> LISTED ENTRIES:
================
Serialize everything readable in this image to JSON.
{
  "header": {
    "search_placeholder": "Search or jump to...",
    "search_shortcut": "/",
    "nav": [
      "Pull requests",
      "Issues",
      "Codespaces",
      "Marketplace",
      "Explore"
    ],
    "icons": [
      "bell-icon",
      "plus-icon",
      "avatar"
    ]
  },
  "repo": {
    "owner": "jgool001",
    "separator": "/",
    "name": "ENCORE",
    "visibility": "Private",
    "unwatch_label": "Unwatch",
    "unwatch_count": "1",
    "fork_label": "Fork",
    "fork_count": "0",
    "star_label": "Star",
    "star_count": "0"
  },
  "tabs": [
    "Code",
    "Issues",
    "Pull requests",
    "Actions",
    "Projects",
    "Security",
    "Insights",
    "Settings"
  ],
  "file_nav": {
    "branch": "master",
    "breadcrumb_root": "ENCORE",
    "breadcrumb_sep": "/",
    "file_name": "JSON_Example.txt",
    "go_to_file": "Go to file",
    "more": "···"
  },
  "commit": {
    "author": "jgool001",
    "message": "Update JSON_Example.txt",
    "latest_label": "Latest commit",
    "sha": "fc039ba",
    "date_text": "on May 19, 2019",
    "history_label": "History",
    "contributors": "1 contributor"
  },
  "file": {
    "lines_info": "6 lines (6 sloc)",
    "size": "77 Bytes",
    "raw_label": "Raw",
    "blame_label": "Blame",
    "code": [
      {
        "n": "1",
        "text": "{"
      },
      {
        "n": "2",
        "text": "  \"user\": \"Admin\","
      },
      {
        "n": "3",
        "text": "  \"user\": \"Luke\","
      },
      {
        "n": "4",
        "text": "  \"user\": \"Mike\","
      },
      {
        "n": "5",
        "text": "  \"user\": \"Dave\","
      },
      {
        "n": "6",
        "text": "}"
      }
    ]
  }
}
================
> PROBLEM DETAILS:
Reproduce every record, matching each line exactly.

> FINISHED ANSWER:
Serialize everything readable in this image to JSON.
{
  "header": {
    "search_placeholder": "Search or jump to...",
    "search_shortcut": "/",
    "nav": [
      "Pull requests",
      "Issues",
      "Codespaces",
      "Marketplace",
      "Explore"
    ],
    "icons": [
      "bell-icon",
      "plus-icon",
      "avatar"
    ]
  },
  "repo": {
    "owner": "jgool001",
    "separator": "/",
    "name": "ENCORE",
    "visibility": "Private",
    "unwatch_label": "Unwatch",
    "unwatch_count": "1",
    "fork_label": "Fork",
    "fork_count": "0",
    "star_label": "Star",
    "star_count": "0"
  },
  "tabs": [
    "Code",
    "Issues",
    "Pull requests",
    "Actions",
    "Projects",
    "Security",
    "Insights",
    "Settings"
  ],
  "file_nav": {
    "branch": "master",
    "breadcrumb_root": "ENCORE",
    "breadcrumb_sep": "/",
    "file_name": "JSON_Example.txt",
    "go_to_file": "Go to file",
    "more": "···"
  },
  "commit": {
    "author": "jgool001",
    "message": "Update JSON_Example.txt",
    "latest_label": "Latest commit",
    "sha": "fc039ba",
    "date_text": "on May 19, 2019",
    "history_label": "History",
    "contributors": "1 contributor"
  },
  "file": {
    "lines_info": "6 lines (6 sloc)",
    "size": "77 Bytes",
    "raw_label": "Raw",
    "blame_label": "Blame",
    "code": [
      {
        "n": "1",
        "text": "{"
      },
      {
        "n": "2",
        "text": "  \"user\": \"Admin\","
      },
      {
        "n": "3",
        "text": "  \"user\": \"Luke\","
      },
      {
        "n": "4",
        "text": "  \"user\": \"Mike\","
      },
      {
        "n": "5",
        "text": "  \"user\": \"Dave\","
      },
      {
        "n": "6",
        "text": "}"
      }
    ]
  }
}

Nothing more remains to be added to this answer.